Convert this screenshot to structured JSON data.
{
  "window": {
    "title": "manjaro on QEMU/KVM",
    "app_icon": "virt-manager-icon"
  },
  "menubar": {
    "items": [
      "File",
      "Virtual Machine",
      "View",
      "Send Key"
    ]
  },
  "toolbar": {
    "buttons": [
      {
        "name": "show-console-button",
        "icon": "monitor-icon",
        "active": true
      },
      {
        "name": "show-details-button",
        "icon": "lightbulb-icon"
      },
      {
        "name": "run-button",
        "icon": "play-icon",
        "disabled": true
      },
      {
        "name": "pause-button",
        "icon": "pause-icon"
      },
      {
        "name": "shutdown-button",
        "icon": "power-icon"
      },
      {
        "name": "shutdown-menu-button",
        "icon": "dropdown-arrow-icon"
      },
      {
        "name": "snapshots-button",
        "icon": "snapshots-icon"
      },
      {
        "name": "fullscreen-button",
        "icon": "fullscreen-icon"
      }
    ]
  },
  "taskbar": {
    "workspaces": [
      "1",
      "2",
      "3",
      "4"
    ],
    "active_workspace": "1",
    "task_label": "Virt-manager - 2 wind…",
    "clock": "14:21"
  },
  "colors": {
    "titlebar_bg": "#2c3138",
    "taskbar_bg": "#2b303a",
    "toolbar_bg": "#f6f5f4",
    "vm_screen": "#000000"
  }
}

= = = =

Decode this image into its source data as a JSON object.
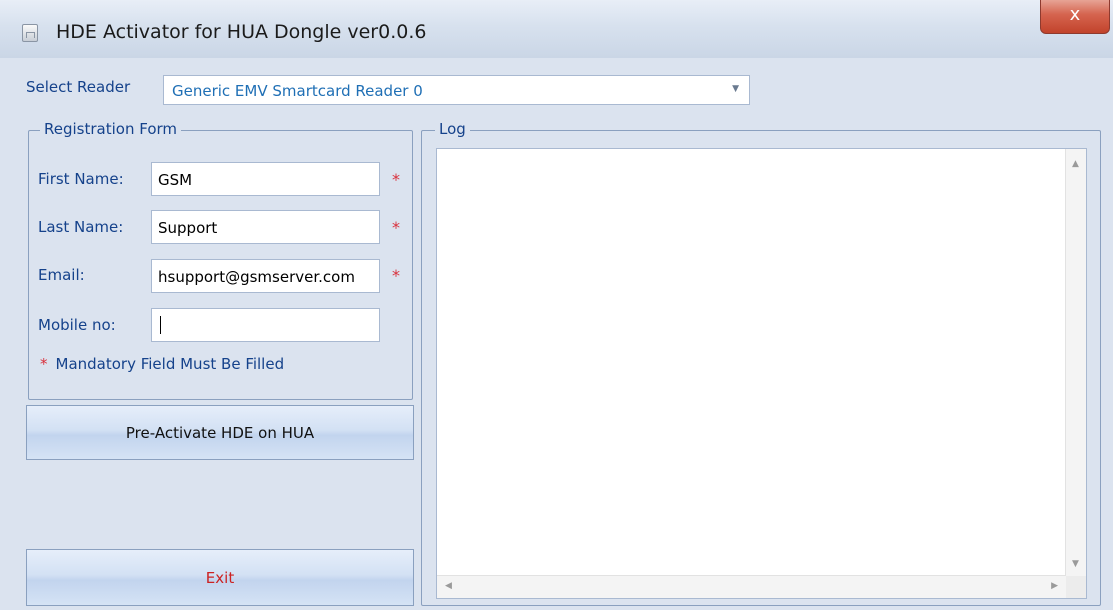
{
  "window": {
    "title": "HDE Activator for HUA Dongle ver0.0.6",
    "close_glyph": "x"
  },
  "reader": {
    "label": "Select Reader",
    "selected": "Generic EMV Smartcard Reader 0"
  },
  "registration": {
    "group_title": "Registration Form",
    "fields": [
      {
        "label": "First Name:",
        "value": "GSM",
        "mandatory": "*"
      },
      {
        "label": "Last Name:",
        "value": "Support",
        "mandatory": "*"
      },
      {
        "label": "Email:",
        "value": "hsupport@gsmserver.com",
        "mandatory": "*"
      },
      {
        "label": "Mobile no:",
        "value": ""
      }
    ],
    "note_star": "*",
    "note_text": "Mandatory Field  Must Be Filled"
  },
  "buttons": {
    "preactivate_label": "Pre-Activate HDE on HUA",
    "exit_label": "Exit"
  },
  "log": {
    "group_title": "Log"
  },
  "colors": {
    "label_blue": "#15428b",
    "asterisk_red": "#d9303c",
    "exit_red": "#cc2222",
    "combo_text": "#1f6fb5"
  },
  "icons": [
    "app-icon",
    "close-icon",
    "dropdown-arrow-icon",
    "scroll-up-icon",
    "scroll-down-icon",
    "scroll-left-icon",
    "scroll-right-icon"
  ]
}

= = = =

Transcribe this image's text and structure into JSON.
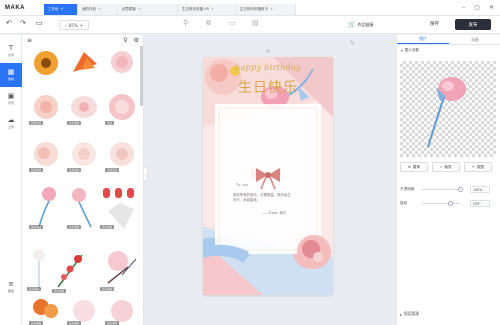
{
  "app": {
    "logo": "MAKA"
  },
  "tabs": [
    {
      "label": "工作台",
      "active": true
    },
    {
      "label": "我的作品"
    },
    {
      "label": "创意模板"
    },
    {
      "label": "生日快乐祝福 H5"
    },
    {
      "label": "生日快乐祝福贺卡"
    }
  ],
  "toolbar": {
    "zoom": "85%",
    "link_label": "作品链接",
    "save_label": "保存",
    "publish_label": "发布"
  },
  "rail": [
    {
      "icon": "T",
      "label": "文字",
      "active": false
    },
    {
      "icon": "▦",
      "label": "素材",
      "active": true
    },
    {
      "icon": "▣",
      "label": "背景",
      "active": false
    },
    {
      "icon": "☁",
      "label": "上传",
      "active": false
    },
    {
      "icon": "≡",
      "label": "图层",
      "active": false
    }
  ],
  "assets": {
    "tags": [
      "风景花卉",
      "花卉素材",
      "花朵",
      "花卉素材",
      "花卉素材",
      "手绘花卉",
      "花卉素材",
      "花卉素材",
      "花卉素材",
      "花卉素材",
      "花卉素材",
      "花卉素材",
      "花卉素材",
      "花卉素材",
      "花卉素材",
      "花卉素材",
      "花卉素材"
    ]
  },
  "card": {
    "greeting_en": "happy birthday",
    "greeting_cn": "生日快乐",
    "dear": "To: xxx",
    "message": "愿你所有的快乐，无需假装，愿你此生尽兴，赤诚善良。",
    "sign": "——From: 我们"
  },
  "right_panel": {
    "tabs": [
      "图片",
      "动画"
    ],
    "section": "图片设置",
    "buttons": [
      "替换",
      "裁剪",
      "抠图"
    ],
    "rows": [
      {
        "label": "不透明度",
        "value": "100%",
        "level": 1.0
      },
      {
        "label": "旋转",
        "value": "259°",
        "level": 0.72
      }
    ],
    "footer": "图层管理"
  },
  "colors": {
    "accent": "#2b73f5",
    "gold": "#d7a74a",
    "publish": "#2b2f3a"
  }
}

= = = =

Copy every line of the entries above in which "snapshots" occurs.

        "name": "snapshots-button",
        "icon": "snapshots-icon"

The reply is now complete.